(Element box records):
* * * * * * * * *

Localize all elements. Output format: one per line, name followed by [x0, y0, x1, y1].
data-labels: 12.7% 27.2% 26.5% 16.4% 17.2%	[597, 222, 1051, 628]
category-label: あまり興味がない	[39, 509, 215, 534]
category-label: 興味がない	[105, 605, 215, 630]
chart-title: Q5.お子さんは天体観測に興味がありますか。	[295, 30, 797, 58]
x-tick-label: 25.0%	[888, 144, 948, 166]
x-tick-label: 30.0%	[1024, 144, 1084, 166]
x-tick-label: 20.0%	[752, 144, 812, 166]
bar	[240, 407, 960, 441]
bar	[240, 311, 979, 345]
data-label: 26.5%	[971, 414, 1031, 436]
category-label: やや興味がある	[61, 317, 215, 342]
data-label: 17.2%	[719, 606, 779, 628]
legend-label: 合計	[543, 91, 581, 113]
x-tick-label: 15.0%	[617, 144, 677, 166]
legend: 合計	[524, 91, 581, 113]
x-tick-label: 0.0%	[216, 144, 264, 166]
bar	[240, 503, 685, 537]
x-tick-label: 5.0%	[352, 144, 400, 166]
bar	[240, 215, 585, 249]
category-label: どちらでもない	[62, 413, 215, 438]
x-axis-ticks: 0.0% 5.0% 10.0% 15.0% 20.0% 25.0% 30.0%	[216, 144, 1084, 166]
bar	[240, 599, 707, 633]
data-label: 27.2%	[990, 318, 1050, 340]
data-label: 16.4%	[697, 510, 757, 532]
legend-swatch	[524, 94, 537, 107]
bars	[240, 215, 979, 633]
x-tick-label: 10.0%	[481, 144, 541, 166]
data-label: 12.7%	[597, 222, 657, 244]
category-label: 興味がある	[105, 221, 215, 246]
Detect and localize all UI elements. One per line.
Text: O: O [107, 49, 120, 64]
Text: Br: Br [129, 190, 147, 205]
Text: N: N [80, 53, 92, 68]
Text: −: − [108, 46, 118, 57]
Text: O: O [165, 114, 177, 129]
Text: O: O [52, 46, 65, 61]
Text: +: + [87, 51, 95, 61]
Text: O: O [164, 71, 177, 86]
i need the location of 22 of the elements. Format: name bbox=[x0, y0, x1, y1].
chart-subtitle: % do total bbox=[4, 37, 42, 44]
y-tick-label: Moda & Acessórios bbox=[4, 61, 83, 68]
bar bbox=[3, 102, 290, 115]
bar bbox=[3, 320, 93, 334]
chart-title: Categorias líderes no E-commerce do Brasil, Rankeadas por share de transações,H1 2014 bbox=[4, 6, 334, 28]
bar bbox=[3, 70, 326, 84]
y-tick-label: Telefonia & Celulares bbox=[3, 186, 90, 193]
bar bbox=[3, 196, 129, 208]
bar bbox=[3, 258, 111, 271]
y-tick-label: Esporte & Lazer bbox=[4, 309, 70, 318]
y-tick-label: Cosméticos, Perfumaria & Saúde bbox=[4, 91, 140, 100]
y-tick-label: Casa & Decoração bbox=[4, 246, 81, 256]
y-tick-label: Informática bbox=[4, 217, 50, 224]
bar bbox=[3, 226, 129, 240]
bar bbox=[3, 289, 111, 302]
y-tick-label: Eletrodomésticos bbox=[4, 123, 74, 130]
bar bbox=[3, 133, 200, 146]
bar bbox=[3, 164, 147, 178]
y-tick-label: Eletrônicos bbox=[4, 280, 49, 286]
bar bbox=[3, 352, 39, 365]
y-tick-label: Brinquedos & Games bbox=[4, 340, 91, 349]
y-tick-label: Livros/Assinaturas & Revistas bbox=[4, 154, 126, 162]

* * * * * * * * *

(Do this): Copy the listing verbatim, from its first line through the line containing "chart-subtitle: % do".

(Reply to the task):
Localize all elements. Output format: one per line, name followed by [x0, y0, x1, y1].
data-labels: 12.7% 27.2% 26.5% 16.4% 17.2%	[597, 222, 1051, 628]
category-label: あまり興味がない	[39, 509, 215, 534]
category-label: 興味がない	[105, 605, 215, 630]
chart-title: Q5.お子さんは天体観測に興味がありますか。	[295, 30, 797, 58]
x-tick-label: 25.0%	[888, 144, 948, 166]
x-tick-label: 30.0%	[1024, 144, 1084, 166]
x-tick-label: 20.0%	[752, 144, 812, 166]
bar	[240, 407, 960, 441]
bar	[240, 311, 979, 345]
data-label: 26.5%	[971, 414, 1031, 436]
category-label: やや興味がある	[61, 317, 215, 342]
data-label: 17.2%	[719, 606, 779, 628]
legend-label: 合計	[543, 91, 581, 113]
x-tick-label: 15.0%	[617, 144, 677, 166]
legend: 合計	[524, 91, 581, 113]
x-tick-label: 0.0%	[216, 144, 264, 166]
bar	[240, 503, 685, 537]
x-tick-label: 5.0%	[352, 144, 400, 166]
bar	[240, 215, 585, 249]
category-label: どちらでもない	[62, 413, 215, 438]
x-axis-ticks: 0.0% 5.0% 10.0% 15.0% 20.0% 25.0% 30.0%	[216, 144, 1084, 166]
bar	[240, 599, 707, 633]
data-label: 27.2%	[990, 318, 1050, 340]
data-label: 16.4%	[697, 510, 757, 532]
legend-swatch	[524, 94, 537, 107]
bars	[240, 215, 979, 633]
x-tick-label: 10.0%	[481, 144, 541, 166]
data-label: 12.7%	[597, 222, 657, 244]
category-label: 興味がある	[105, 221, 215, 246]
Detect and localize all UI elements. One per line.
Text: O: O [107, 49, 120, 64]
Text: Br: Br [129, 190, 147, 205]
Text: N: N [80, 53, 92, 68]
Text: −: − [108, 46, 118, 57]
Text: O: O [165, 114, 177, 129]
Text: O: O [52, 46, 65, 61]
Text: +: + [87, 51, 95, 61]
Text: O: O [164, 71, 177, 86]
i need the location of 22 of the elements. Format: name bbox=[x0, y0, x1, y1].
chart-subtitle: % do total bbox=[4, 37, 42, 44]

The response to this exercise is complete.